Supplied material
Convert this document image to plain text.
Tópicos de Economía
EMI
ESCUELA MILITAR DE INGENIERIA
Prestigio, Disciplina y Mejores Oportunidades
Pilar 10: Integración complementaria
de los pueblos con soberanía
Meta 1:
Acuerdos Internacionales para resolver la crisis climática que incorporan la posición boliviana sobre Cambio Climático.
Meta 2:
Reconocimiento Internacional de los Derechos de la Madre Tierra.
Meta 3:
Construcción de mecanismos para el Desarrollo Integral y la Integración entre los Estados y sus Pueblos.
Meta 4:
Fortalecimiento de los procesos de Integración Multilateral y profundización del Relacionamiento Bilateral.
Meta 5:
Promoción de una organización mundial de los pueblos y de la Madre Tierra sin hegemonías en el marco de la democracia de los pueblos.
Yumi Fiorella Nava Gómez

Problem to work on
Produce an exact copy of every entry above.

Full solution
Convert this document image to plain text.
Tópicos de Economía
EMI
ESCUELA MILITAR DE INGENIERIA
Prestigio, Disciplina y Mejores Oportunidades
Pilar 10: Integración complementaria
de los pueblos con soberanía
Meta 1:
Acuerdos Internacionales para resolver la crisis climática que incorporan la posición boliviana sobre Cambio Climático.
Meta 2:
Reconocimiento Internacional de los Derechos de la Madre Tierra.
Meta 3:
Construcción de mecanismos para el Desarrollo Integral y la Integración entre los Estados y sus Pueblos.
Meta 4:
Fortalecimiento de los procesos de Integración Multilateral y profundización del Relacionamiento Bilateral.
Meta 5:
Promoción de una organización mundial de los pueblos y de la Madre Tierra sin hegemonías en el marco de la democracia de los pueblos.
Yumi Fiorella Nava Gómez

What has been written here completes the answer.